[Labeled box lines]

______

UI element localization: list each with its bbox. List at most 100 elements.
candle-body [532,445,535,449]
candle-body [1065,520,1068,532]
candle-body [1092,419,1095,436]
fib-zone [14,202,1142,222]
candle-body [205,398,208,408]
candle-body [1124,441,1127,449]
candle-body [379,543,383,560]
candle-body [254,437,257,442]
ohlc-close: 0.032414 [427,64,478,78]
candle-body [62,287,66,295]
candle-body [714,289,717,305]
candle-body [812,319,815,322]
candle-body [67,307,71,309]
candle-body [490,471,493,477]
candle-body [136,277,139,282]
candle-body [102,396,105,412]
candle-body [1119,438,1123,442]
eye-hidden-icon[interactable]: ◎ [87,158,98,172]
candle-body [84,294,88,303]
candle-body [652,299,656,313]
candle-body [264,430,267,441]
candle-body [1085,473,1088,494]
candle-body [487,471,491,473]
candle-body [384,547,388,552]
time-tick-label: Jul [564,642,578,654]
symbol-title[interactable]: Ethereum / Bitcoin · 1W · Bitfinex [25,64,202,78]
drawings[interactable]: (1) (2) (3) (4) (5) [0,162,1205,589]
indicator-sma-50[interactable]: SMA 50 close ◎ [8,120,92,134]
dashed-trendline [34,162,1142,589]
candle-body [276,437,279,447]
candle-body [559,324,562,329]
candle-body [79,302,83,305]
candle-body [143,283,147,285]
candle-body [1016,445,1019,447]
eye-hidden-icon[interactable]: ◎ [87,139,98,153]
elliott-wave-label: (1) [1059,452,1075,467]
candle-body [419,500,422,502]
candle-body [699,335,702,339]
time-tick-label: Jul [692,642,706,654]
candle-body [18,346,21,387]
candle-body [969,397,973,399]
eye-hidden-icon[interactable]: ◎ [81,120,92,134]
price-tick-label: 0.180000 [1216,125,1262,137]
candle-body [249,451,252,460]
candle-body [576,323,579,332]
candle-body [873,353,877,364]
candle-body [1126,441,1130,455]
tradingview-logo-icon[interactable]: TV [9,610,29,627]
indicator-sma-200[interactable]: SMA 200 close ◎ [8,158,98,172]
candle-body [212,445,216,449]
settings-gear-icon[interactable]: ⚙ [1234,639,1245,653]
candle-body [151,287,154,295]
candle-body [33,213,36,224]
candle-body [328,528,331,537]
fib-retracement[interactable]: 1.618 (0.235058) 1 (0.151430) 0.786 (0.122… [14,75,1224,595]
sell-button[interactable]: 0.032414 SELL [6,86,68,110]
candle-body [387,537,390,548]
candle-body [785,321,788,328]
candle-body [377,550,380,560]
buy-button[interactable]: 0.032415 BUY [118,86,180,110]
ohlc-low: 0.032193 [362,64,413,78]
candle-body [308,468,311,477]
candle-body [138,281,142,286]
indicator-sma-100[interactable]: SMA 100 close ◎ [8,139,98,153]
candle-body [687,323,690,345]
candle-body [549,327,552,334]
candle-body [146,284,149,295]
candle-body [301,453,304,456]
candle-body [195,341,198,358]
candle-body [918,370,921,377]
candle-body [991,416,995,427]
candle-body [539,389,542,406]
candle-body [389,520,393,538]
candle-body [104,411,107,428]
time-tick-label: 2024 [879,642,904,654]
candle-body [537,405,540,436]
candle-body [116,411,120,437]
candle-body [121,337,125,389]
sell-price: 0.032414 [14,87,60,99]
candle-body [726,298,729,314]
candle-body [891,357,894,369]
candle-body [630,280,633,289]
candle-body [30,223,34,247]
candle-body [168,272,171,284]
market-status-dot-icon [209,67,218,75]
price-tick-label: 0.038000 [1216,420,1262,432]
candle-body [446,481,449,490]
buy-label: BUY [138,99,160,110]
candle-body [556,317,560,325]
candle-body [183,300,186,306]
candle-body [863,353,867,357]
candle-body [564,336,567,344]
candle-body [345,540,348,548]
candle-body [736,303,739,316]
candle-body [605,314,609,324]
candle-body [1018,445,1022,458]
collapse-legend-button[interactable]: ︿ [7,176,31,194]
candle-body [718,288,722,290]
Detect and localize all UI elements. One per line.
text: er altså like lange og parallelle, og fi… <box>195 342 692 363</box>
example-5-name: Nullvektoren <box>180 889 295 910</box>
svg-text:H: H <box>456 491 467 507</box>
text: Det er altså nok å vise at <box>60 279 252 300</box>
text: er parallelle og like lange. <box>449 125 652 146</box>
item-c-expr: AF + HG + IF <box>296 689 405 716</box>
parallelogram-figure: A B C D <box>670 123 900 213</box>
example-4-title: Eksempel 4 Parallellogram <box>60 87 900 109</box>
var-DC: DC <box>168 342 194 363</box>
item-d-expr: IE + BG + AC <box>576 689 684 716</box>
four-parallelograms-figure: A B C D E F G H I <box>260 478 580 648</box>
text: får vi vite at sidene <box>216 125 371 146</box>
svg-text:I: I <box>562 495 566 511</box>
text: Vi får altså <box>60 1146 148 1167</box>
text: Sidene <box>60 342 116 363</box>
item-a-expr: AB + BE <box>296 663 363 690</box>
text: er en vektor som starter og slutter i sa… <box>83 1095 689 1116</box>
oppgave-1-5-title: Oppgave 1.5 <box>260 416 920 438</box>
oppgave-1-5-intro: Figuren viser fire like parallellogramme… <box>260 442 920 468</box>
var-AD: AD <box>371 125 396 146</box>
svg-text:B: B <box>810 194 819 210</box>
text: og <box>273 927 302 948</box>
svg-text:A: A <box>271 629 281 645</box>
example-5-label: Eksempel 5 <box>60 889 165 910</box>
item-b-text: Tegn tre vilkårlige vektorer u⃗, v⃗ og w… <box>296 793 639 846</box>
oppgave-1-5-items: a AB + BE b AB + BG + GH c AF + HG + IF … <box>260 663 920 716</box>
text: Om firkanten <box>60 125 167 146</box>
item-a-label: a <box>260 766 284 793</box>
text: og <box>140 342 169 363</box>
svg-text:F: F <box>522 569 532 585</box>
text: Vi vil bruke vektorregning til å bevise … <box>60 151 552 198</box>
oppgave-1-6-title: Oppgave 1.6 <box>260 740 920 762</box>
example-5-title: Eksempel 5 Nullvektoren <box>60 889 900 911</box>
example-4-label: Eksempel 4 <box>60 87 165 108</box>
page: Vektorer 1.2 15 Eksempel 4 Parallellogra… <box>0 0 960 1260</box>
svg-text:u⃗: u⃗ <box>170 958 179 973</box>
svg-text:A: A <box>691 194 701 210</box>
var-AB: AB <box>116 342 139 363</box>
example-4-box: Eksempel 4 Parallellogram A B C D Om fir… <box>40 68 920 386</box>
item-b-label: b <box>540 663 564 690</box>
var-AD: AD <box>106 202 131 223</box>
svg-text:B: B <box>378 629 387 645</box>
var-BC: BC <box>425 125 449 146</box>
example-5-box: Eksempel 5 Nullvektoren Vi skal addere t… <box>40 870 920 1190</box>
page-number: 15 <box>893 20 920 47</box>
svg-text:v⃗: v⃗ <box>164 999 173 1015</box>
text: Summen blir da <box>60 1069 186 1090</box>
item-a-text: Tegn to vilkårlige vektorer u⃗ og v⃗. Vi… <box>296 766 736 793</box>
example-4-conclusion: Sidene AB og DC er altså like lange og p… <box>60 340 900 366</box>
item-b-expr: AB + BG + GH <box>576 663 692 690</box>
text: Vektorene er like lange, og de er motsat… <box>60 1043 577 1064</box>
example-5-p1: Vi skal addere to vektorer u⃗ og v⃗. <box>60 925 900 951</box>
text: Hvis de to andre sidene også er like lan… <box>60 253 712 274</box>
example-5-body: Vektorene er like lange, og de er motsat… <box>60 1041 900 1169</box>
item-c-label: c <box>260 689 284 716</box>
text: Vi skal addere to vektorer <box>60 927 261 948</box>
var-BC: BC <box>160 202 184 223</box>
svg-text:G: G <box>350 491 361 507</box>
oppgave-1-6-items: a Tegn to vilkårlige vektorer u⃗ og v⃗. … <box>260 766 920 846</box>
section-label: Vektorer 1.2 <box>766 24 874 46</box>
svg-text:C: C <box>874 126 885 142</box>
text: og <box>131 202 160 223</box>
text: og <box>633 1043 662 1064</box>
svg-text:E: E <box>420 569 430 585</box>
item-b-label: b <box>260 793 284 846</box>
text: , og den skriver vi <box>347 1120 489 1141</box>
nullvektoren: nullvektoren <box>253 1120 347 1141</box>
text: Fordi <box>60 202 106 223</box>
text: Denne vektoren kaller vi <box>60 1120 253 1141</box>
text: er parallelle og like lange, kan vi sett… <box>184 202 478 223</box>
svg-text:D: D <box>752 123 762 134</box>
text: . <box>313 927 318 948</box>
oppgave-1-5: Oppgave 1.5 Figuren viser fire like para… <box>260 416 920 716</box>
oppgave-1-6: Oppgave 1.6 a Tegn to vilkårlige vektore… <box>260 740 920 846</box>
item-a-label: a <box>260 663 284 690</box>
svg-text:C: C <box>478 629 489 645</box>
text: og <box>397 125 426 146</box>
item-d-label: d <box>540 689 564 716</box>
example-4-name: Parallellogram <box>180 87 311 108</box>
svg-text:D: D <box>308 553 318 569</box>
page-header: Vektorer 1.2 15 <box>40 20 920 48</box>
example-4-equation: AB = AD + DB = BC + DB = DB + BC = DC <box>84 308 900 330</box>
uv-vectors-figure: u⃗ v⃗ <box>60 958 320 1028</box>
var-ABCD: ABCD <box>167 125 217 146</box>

______

▸ **WORK REQUIRED**
In the stretch from the first line through the line containing "candle-body [714,289,717,305]", swap "fib-zone" for "fibonacci-zone" and give those lines again with nothing else changed.

▸ **COMPLETED TASK**
UI element localization: list each with its bbox. List at most 100 elements.
candle-body [532,445,535,449]
candle-body [1065,520,1068,532]
candle-body [1092,419,1095,436]
fibonacci-zone [14,202,1142,222]
candle-body [205,398,208,408]
candle-body [1124,441,1127,449]
candle-body [379,543,383,560]
candle-body [254,437,257,442]
ohlc-close: 0.032414 [427,64,478,78]
candle-body [62,287,66,295]
candle-body [714,289,717,305]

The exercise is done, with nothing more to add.